Ersetze im Abschnitt von der Zeile mit „star-pier bbox=[483, 352, 515, 384]“ bis einschließlich der Zeile mit „wall-mass bbox=[218, 303, 248, 317]“ jedes „cloister-pier“ durch „cloister-column“ und gib nur diese Zeilen wieder, sonst unverändert.

===== AUSZÜGE AUS DATENSÄTZEN

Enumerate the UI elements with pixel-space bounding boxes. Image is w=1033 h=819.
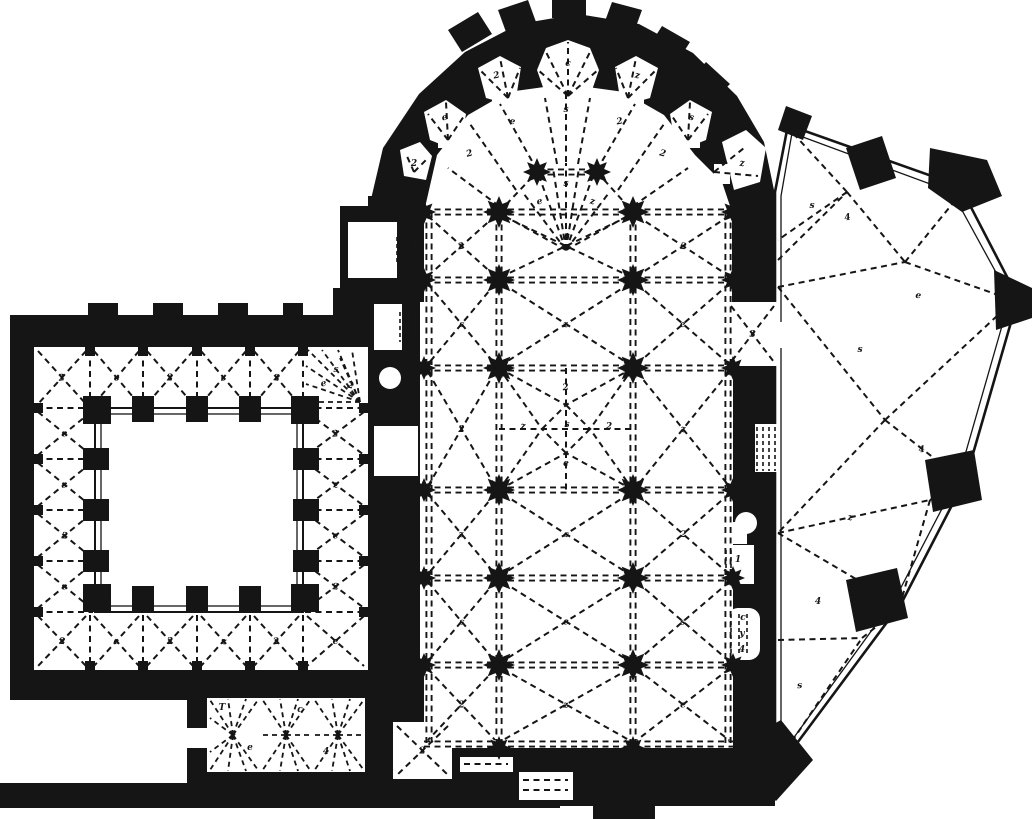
star-pier bbox=[483, 352, 515, 384]
cloister-pier bbox=[132, 396, 154, 422]
cloister-pier bbox=[34, 403, 43, 413]
hall-buttress-block bbox=[994, 270, 1032, 330]
cloister-pier bbox=[245, 661, 255, 670]
polygonal-hall-layer bbox=[775, 125, 1018, 758]
interior-space bbox=[348, 222, 397, 278]
wall-mass bbox=[218, 303, 248, 317]
interior-space bbox=[95, 408, 303, 612]
vault-boss-glyph: s bbox=[857, 345, 862, 355]
vault-boss-glyph: 2 bbox=[457, 425, 464, 435]
wall-respond-pier bbox=[412, 478, 436, 502]
vault-boss-glyph: 2 bbox=[457, 701, 464, 711]
vault-boss-glyph: c bbox=[740, 613, 746, 623]
vault-boss-glyph: e bbox=[62, 430, 68, 440]
vault-boss-glyph: 4 bbox=[323, 747, 329, 757]
floor-plan-svg: szsez2s2zs22ez2se2e2s22e2z2ees2e2ze232es… bbox=[0, 0, 1033, 819]
wall-mass bbox=[593, 798, 655, 819]
cloister-pier bbox=[359, 556, 368, 566]
interior-space bbox=[778, 322, 793, 348]
vault-boss-glyph: s bbox=[563, 530, 569, 540]
vault-boss-glyph: 2 bbox=[678, 241, 687, 252]
cloister-pier bbox=[293, 448, 319, 470]
vault-boss-glyph: e bbox=[247, 743, 253, 753]
wall-respond-pier bbox=[721, 478, 745, 502]
vault-boss-glyph: e bbox=[563, 618, 569, 628]
wall-respond-pier bbox=[412, 200, 436, 224]
star-pier bbox=[617, 562, 649, 594]
star-pier bbox=[483, 474, 515, 506]
hall-outer-wall bbox=[775, 125, 1018, 758]
cloister-pier bbox=[298, 347, 308, 356]
vault-boss-glyph: 2 bbox=[605, 422, 612, 432]
vault-boss-glyph: 2 bbox=[166, 374, 173, 384]
vault-boss-glyph: 2 bbox=[272, 373, 281, 384]
cloister-pier bbox=[83, 499, 109, 521]
cloister-pier bbox=[34, 505, 43, 515]
vault-boss-glyph: 4 bbox=[815, 597, 821, 607]
wall-mass bbox=[153, 303, 183, 317]
vault-boss-glyph: z bbox=[679, 425, 686, 435]
vault-boss-glyph: z bbox=[519, 422, 526, 432]
cloister-pier bbox=[359, 403, 368, 413]
wall-mass bbox=[283, 303, 303, 317]
vault-boss-glyph: e bbox=[113, 637, 120, 647]
cloister-pier bbox=[83, 396, 111, 424]
vault-boss-glyph: y bbox=[738, 629, 745, 639]
star-pier bbox=[617, 649, 649, 681]
cloister-pier bbox=[186, 396, 208, 422]
wall-mass bbox=[333, 288, 370, 318]
vault-boss-glyph: 2 bbox=[58, 637, 66, 648]
vault-boss-glyph: 4 bbox=[563, 233, 569, 243]
wall-respond-pier bbox=[721, 268, 745, 292]
wall-respond-pier bbox=[487, 736, 511, 760]
cloister-pier bbox=[293, 499, 319, 521]
interior-space bbox=[379, 367, 401, 389]
star-pier bbox=[617, 474, 649, 506]
interior-space bbox=[185, 728, 209, 748]
cloister-pier bbox=[85, 661, 95, 670]
wall-mass bbox=[88, 303, 118, 317]
vault-boss-glyph: e bbox=[680, 701, 686, 711]
interior-space bbox=[374, 426, 418, 476]
vault-boss-glyph: 2 bbox=[561, 383, 570, 394]
vault-boss-glyph: s bbox=[333, 365, 338, 375]
hall-buttress-block bbox=[925, 450, 982, 512]
vault-boss-glyph: e bbox=[333, 637, 339, 647]
vault-boss-glyph: 2 bbox=[331, 582, 339, 593]
interior-space bbox=[374, 304, 402, 350]
interior-space bbox=[0, 700, 187, 783]
cloister-pier bbox=[34, 556, 43, 566]
cloister-pier bbox=[291, 584, 319, 612]
vault-boss-glyph: s bbox=[61, 480, 67, 490]
star-pier bbox=[483, 562, 515, 594]
vault-boss-glyph: s bbox=[563, 242, 568, 252]
vault-boss-glyph: 4 bbox=[739, 645, 745, 655]
vault-boss-glyph: 2 bbox=[60, 531, 68, 542]
vault-boss-glyph: 2 bbox=[272, 637, 280, 648]
cloister-pier bbox=[239, 586, 261, 612]
cloister-pier bbox=[359, 505, 368, 515]
wall-respond-pier bbox=[412, 653, 436, 677]
cloister-pier bbox=[186, 586, 208, 612]
cloister-pier bbox=[83, 448, 109, 470]
wall-respond-pier bbox=[721, 566, 745, 590]
cloister-pier bbox=[85, 347, 95, 356]
wall-mass bbox=[552, 0, 586, 18]
vault-boss-glyph: s bbox=[220, 373, 226, 383]
wall-respond-pier bbox=[412, 268, 436, 292]
vault-boss-glyph: e bbox=[230, 731, 236, 741]
cloister-pier bbox=[192, 347, 202, 356]
cloister-pier bbox=[138, 661, 148, 670]
wall-respond-pier bbox=[721, 200, 745, 224]
interior-space bbox=[519, 772, 573, 800]
star-pier bbox=[617, 196, 649, 228]
vault-boss-glyph: 3 bbox=[749, 330, 755, 340]
cloister-pier bbox=[359, 454, 368, 464]
hemicycle-pier bbox=[583, 158, 611, 186]
hemicycle-pier bbox=[523, 158, 551, 186]
vault-boss-glyph: s bbox=[563, 179, 568, 189]
cloister-pier bbox=[83, 584, 111, 612]
cloister-pier bbox=[245, 347, 255, 356]
cloister-pier bbox=[34, 607, 43, 617]
star-pier bbox=[617, 264, 649, 296]
star-pier bbox=[617, 352, 649, 384]
cloister-pier bbox=[138, 347, 148, 356]
vault-boss-glyph: 2 bbox=[418, 747, 425, 757]
vault-boss-glyph: s bbox=[563, 105, 568, 115]
vault-boss-glyph: 2 bbox=[410, 159, 417, 169]
interior-space bbox=[730, 522, 747, 544]
vault-boss-glyph: s bbox=[680, 617, 686, 627]
cloister-pier bbox=[291, 396, 319, 424]
star-pier bbox=[483, 196, 515, 228]
star-pier bbox=[483, 264, 515, 296]
vault-boss-glyph: c bbox=[297, 705, 303, 715]
vault-boss-glyph: s bbox=[809, 201, 814, 211]
cloister-pier bbox=[293, 550, 319, 572]
vault-boss-glyph: e bbox=[335, 731, 341, 741]
cloister-pier bbox=[359, 607, 368, 617]
wall-respond-pier bbox=[412, 566, 436, 590]
vault-boss-glyph: 2 bbox=[679, 530, 687, 541]
vault-boss-glyph: z bbox=[738, 159, 745, 169]
vault-boss-glyph: c bbox=[565, 59, 571, 69]
cloister-pier bbox=[132, 586, 154, 612]
vault-boss-glyph: s bbox=[459, 617, 465, 627]
vault-boss-glyph: e bbox=[333, 532, 339, 542]
vault-boss-glyph: 2 bbox=[331, 429, 339, 440]
wall-respond-pier bbox=[721, 356, 745, 380]
vault-boss-glyph: s bbox=[564, 420, 569, 430]
vault-boss-glyph: 2 bbox=[57, 373, 66, 384]
cloister-pier bbox=[298, 661, 308, 670]
vault-boss-glyph: 2 bbox=[166, 637, 173, 647]
cloister-pier bbox=[239, 396, 261, 422]
vault-boss-glyph: s bbox=[459, 320, 465, 330]
wall-respond-pier bbox=[621, 736, 645, 760]
vault-boss-glyph: e bbox=[62, 583, 68, 593]
floor-plan-page: szsez2s2zs22ez2se2e2s22e2z2ees2e2ze232es… bbox=[0, 0, 1033, 819]
cloister-pier bbox=[83, 550, 109, 572]
vault-boss-glyph: 1 bbox=[735, 555, 741, 565]
vault-boss-glyph: 4 bbox=[918, 445, 925, 456]
wall-respond-pier bbox=[412, 356, 436, 380]
wall-mass bbox=[0, 782, 560, 808]
star-pier bbox=[483, 649, 515, 681]
vault-boss-glyph: s bbox=[283, 731, 288, 741]
cloister-pier bbox=[192, 661, 202, 670]
vault-boss-glyph: e bbox=[563, 459, 569, 469]
wall-respond-pier bbox=[721, 653, 745, 677]
cloister-pier bbox=[34, 454, 43, 464]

==========

▶ [GELÖSTE AUFGABE]
star-pier bbox=[483, 352, 515, 384]
cloister-column bbox=[132, 396, 154, 422]
cloister-column bbox=[34, 403, 43, 413]
hall-buttress-block bbox=[994, 270, 1032, 330]
cloister-column bbox=[245, 661, 255, 670]
polygonal-hall-layer bbox=[775, 125, 1018, 758]
interior-space bbox=[348, 222, 397, 278]
wall-mass bbox=[218, 303, 248, 317]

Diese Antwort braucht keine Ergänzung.